From the listing below, extract each line containing the string "togasmbb".

Figure record extracts

--------

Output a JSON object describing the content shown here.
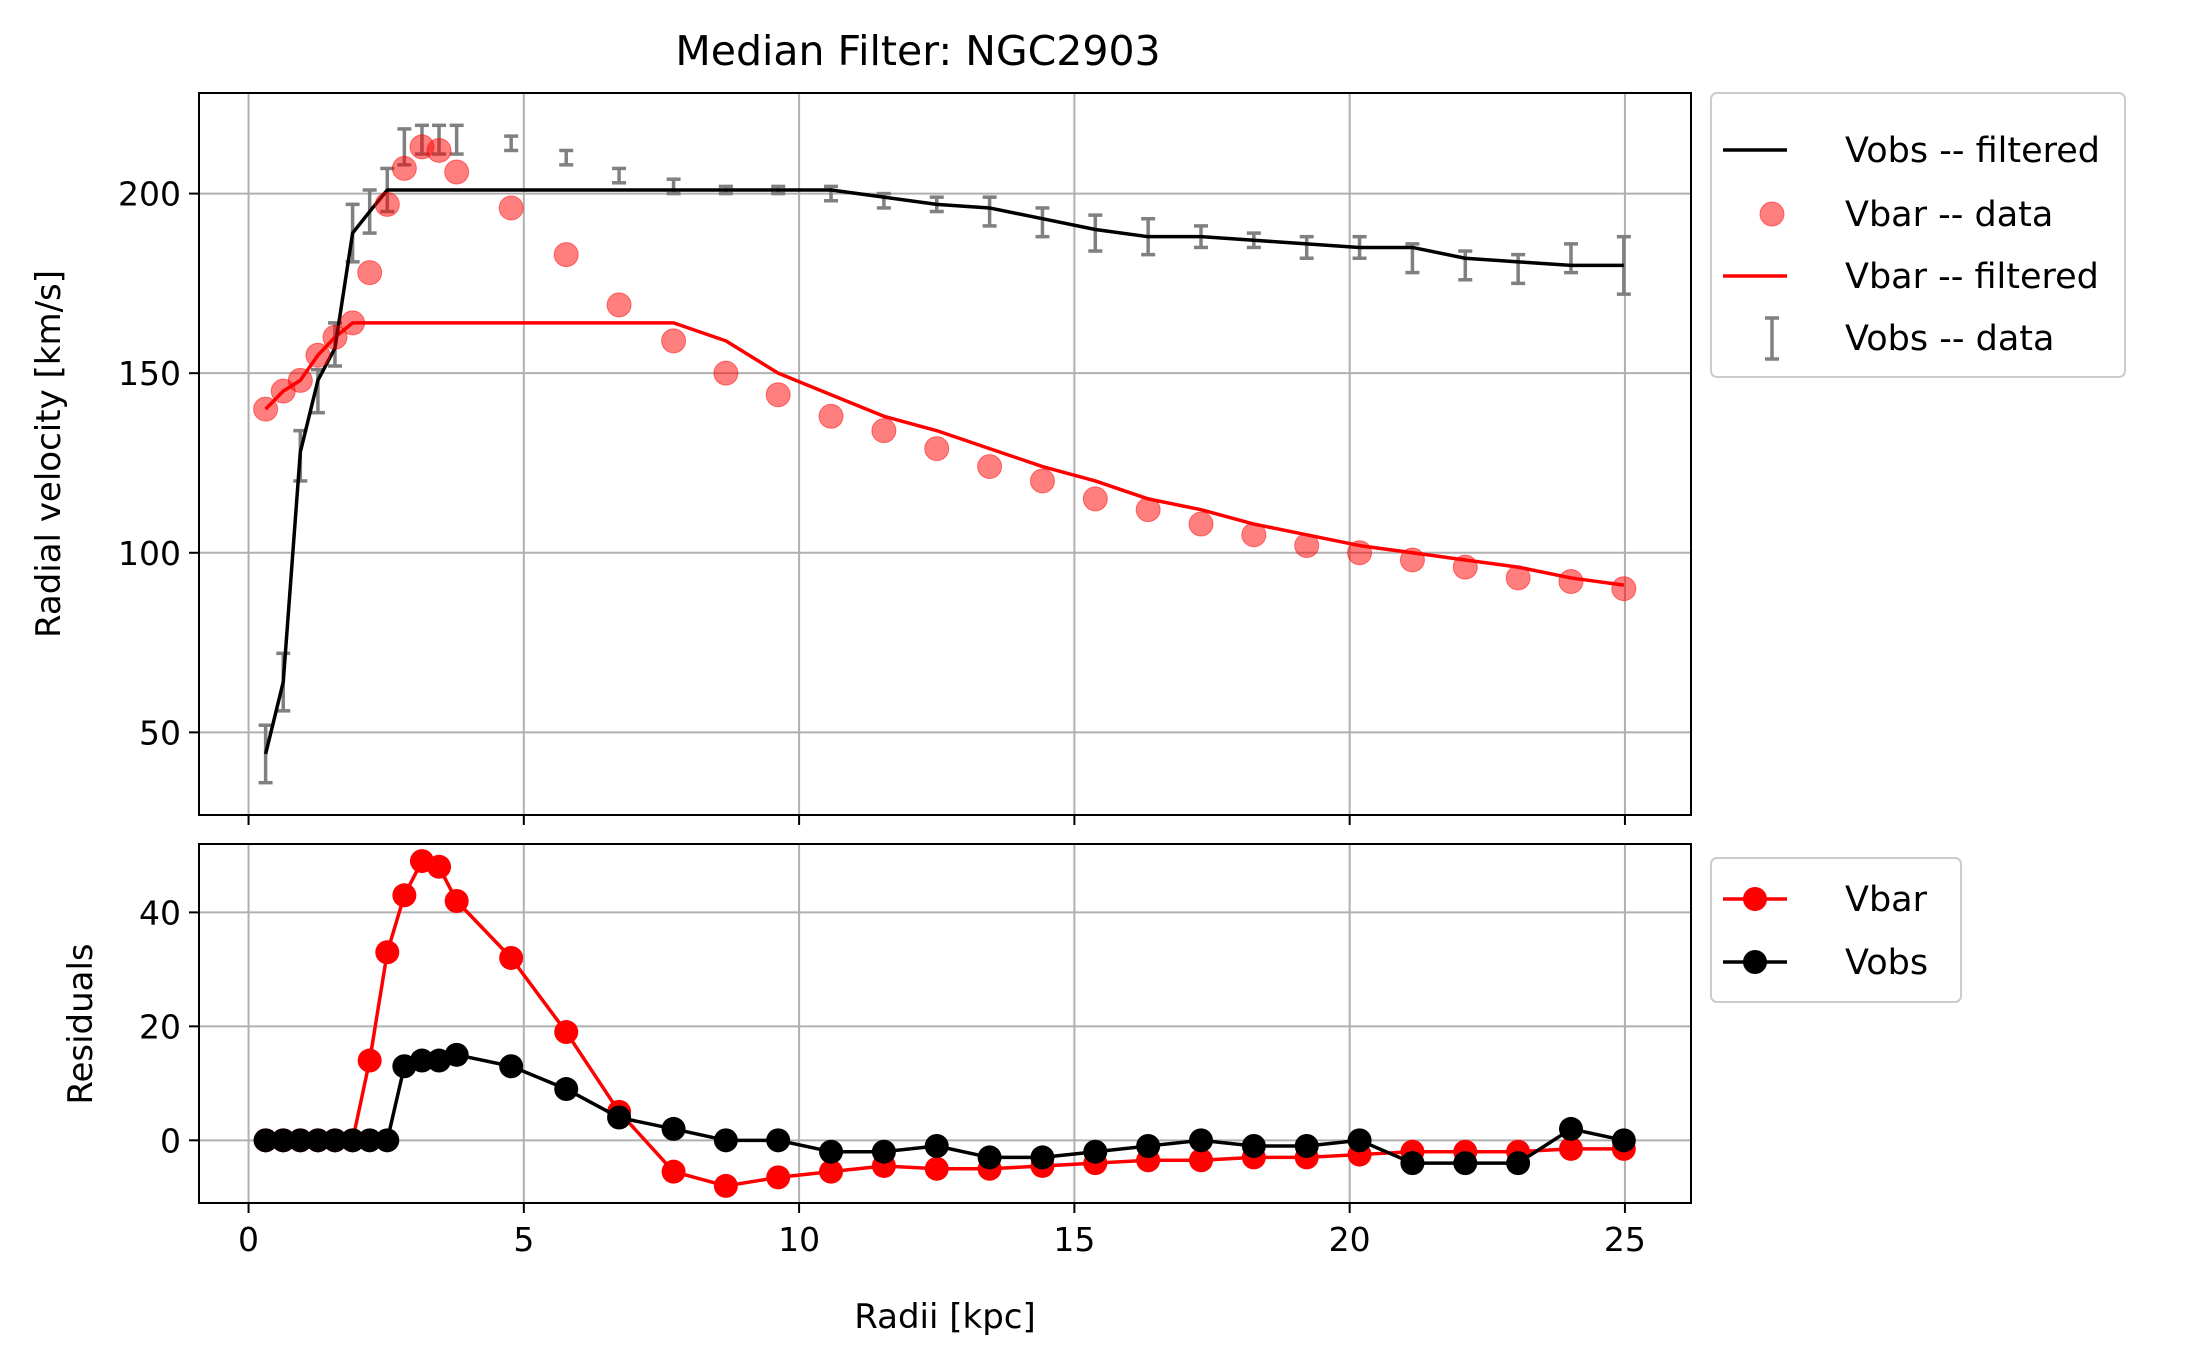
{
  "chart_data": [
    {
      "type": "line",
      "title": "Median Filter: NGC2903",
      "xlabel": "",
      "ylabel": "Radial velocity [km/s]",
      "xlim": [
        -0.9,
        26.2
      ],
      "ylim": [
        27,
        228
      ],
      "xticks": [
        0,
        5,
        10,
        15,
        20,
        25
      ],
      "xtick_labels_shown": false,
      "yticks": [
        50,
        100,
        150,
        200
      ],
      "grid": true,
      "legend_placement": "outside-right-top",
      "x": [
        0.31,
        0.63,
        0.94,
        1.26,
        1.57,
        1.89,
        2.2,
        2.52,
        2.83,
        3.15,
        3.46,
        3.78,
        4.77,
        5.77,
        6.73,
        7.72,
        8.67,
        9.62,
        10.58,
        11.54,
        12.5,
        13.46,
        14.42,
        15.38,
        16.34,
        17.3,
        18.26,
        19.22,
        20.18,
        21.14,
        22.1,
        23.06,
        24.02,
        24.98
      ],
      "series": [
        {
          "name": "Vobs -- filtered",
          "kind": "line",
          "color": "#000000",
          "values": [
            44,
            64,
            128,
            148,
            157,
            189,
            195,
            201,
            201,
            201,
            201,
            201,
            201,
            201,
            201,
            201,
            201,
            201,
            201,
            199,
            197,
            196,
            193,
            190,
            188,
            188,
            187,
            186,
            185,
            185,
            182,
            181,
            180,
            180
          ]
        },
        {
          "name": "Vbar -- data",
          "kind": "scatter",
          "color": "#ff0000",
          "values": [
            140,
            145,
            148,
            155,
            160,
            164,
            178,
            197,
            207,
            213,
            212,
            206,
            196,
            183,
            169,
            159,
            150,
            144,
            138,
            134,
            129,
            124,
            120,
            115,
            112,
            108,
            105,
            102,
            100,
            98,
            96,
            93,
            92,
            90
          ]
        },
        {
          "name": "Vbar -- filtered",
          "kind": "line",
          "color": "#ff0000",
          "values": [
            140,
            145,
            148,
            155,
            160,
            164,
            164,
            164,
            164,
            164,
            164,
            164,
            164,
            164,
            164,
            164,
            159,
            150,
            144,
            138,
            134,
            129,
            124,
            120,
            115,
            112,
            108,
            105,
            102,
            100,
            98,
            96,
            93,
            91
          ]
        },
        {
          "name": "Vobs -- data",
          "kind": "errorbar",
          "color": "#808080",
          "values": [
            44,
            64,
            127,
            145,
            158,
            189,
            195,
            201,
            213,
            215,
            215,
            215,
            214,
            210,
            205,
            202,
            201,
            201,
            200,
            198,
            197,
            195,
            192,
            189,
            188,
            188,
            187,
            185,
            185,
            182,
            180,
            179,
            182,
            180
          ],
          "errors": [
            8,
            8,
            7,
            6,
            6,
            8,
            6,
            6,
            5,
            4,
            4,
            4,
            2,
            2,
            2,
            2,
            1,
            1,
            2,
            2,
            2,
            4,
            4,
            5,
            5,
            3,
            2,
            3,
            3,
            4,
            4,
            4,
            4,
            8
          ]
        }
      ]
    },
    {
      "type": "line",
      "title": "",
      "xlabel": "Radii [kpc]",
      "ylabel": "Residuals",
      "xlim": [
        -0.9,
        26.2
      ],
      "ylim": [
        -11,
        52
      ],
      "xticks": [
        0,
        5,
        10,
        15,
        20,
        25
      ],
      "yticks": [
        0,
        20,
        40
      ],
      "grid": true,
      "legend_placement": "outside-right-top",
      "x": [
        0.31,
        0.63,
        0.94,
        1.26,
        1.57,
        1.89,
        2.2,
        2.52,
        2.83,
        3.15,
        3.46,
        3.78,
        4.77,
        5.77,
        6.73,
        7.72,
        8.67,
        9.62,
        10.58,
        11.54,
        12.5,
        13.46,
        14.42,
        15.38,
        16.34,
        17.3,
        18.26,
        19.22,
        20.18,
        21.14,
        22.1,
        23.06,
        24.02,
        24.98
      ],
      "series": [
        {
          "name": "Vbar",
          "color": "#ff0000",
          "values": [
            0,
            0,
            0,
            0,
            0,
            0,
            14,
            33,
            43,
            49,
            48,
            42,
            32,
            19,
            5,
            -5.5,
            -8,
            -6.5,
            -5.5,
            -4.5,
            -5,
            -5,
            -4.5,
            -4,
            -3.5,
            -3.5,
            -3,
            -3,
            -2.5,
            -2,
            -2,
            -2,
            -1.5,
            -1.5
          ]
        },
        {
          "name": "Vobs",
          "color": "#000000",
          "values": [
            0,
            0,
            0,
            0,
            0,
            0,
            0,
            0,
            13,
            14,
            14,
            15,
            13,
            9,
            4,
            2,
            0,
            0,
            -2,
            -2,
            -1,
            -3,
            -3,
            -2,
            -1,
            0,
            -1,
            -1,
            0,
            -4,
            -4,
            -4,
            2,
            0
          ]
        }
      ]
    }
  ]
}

--------

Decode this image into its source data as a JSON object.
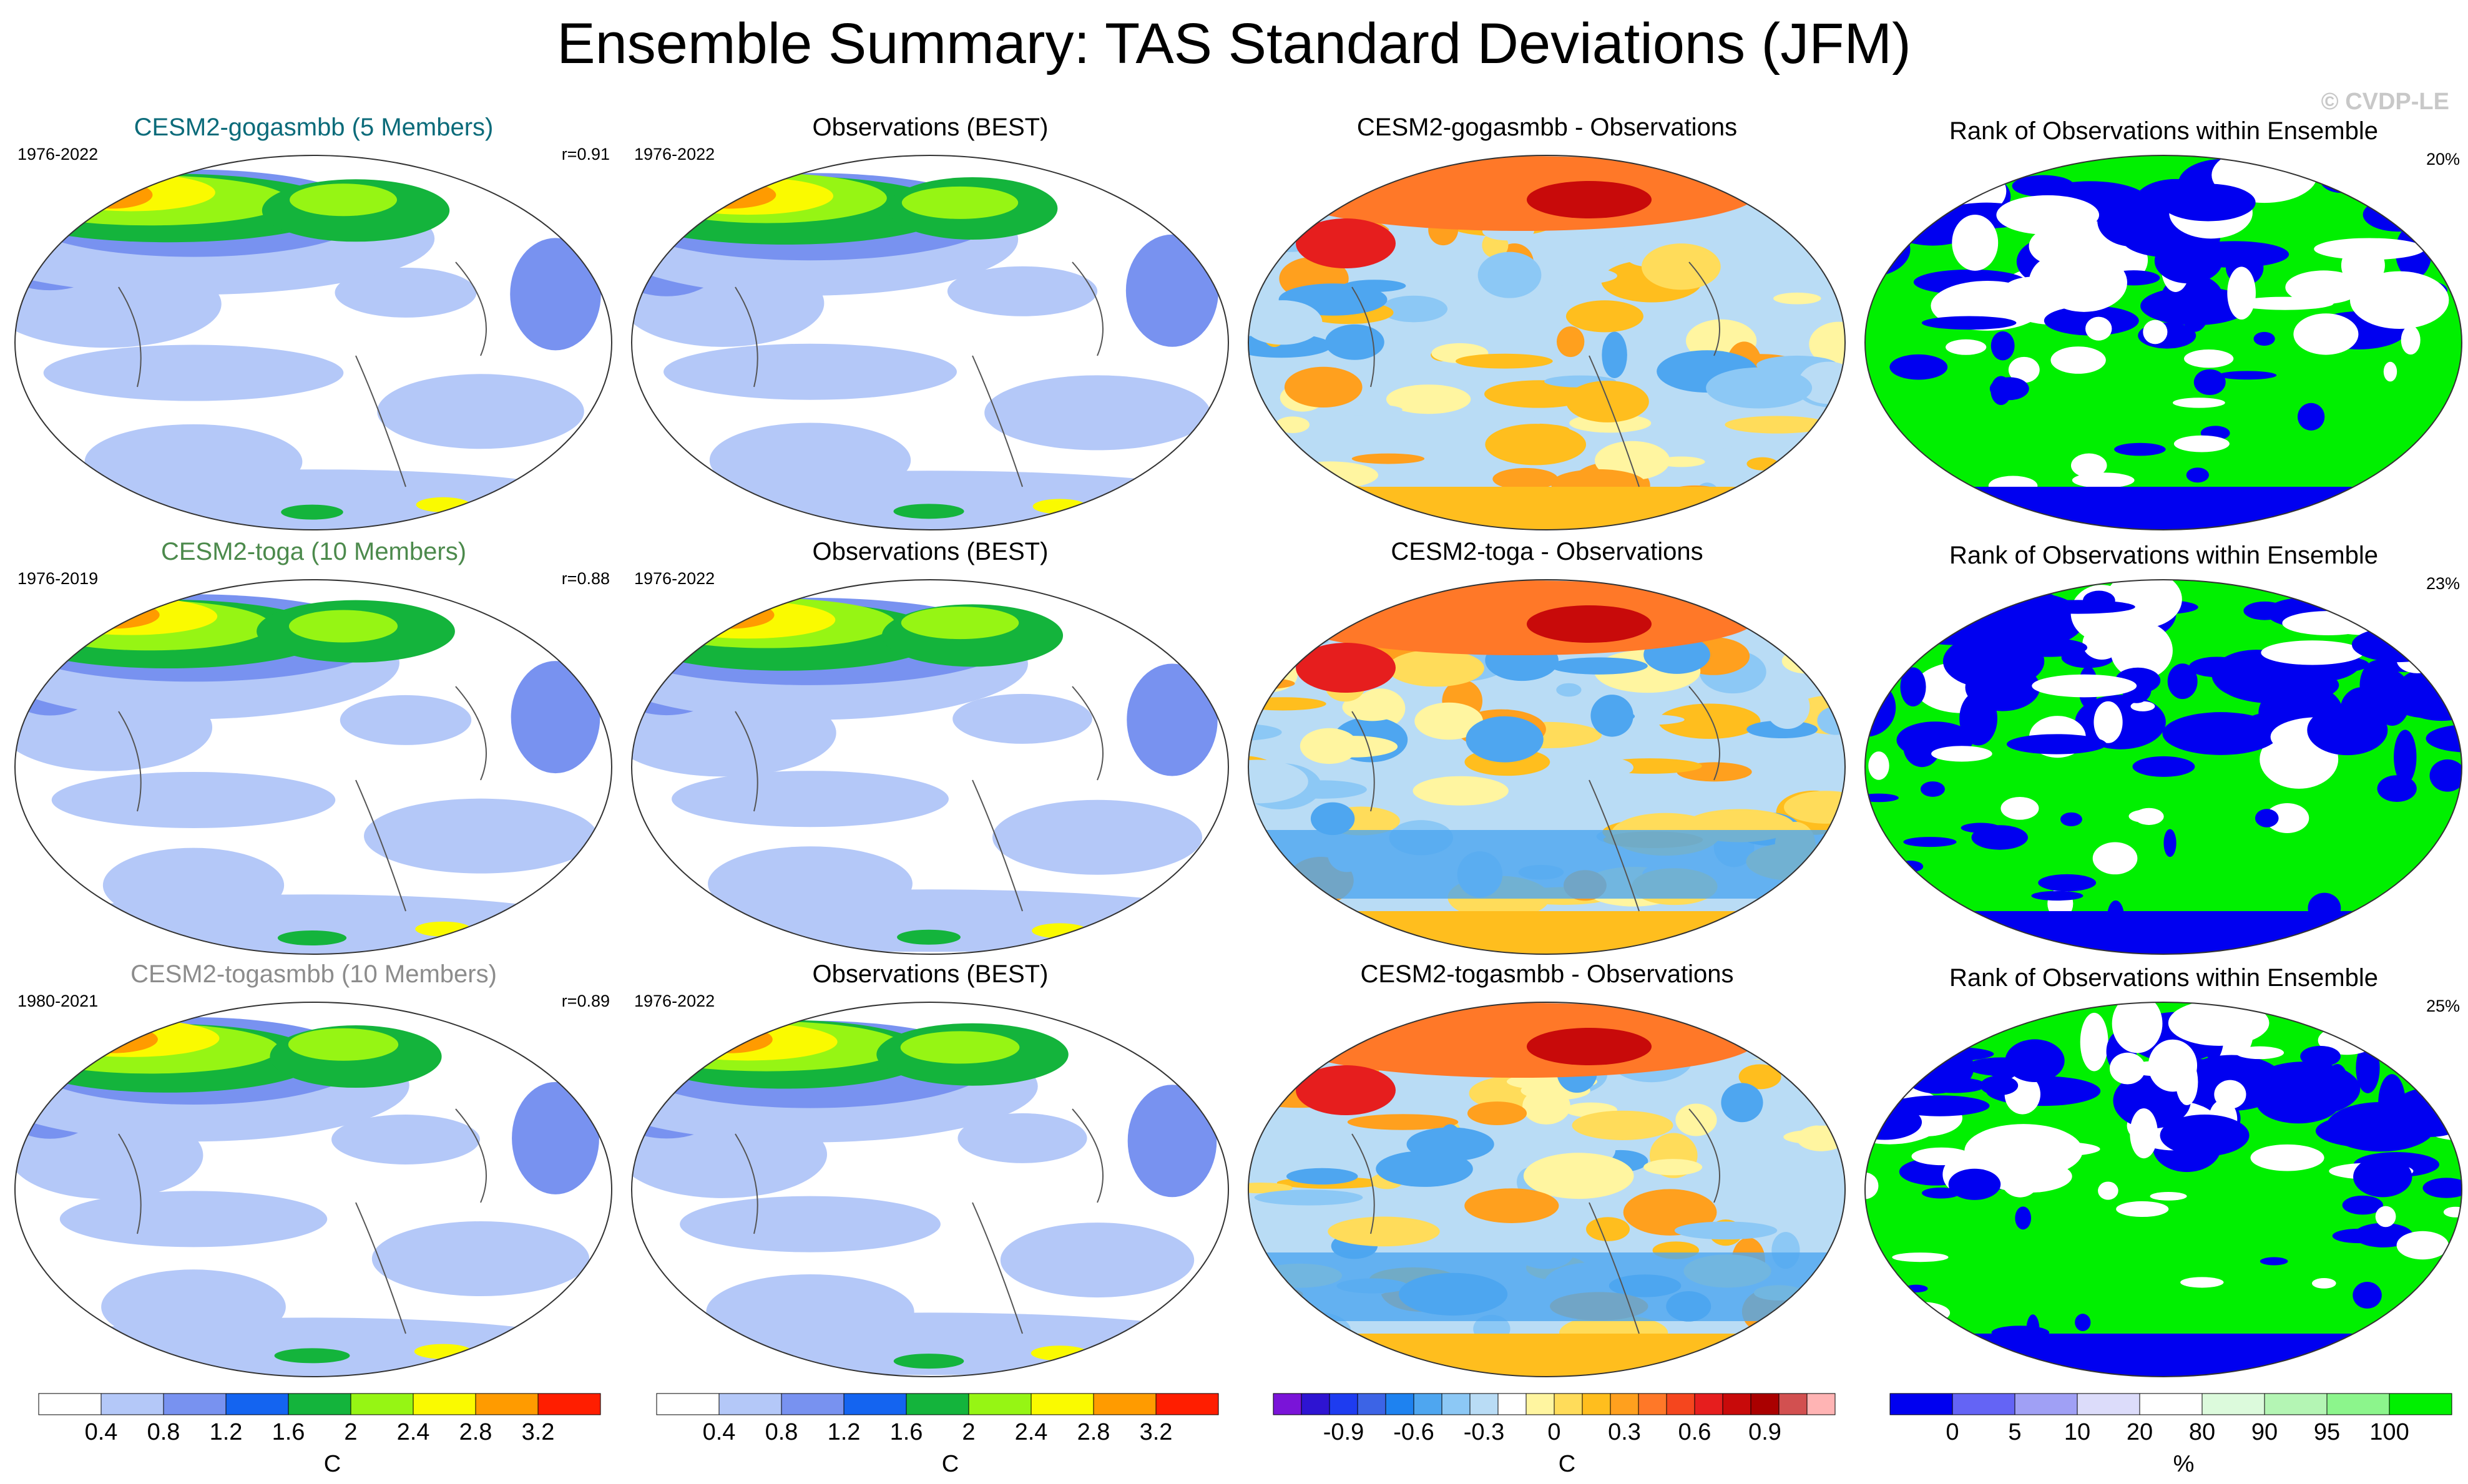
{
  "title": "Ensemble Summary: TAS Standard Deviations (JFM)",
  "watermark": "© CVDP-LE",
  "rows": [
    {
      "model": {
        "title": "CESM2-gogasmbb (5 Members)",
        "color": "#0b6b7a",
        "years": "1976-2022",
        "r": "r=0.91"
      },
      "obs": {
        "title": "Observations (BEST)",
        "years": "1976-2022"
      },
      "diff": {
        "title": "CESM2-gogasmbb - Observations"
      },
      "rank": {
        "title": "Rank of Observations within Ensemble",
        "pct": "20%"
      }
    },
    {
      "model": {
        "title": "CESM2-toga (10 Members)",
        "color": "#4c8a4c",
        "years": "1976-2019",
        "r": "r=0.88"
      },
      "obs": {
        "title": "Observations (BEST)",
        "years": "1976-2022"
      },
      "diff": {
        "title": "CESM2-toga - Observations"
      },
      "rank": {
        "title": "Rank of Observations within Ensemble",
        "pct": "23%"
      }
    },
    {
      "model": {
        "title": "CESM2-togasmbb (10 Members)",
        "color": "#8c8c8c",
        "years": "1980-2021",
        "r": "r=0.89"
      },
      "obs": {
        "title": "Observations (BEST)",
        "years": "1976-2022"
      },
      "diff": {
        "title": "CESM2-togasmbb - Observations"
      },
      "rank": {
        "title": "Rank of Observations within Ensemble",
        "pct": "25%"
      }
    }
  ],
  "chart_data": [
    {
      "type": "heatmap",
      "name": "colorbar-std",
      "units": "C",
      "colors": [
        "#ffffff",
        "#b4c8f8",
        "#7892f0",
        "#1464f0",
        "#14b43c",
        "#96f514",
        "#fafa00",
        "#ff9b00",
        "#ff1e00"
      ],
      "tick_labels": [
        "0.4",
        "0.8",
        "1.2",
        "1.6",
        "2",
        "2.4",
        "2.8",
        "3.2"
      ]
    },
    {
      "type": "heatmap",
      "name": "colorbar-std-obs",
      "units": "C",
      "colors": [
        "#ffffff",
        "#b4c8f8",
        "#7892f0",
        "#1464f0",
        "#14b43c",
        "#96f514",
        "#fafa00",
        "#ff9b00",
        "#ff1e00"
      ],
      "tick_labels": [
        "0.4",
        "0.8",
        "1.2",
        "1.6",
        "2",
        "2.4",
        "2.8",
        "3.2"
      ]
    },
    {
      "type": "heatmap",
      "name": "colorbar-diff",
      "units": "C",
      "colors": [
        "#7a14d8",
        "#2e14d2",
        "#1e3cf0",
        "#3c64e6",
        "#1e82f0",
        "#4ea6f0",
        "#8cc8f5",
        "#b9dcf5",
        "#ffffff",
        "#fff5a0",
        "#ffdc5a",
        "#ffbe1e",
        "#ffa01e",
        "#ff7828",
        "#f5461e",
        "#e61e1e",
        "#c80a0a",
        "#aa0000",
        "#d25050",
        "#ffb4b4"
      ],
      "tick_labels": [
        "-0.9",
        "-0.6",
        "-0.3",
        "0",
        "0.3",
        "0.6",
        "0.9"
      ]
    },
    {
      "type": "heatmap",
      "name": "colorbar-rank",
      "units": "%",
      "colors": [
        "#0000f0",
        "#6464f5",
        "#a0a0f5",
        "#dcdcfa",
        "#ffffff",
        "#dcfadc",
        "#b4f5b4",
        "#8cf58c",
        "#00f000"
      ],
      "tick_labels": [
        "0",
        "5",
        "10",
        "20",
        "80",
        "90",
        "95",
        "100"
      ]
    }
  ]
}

--------

**Reply to the task**
        "title": "CESM2-togasmbb (10 Members)",
        "title": "CESM2-togasmbb - Observations"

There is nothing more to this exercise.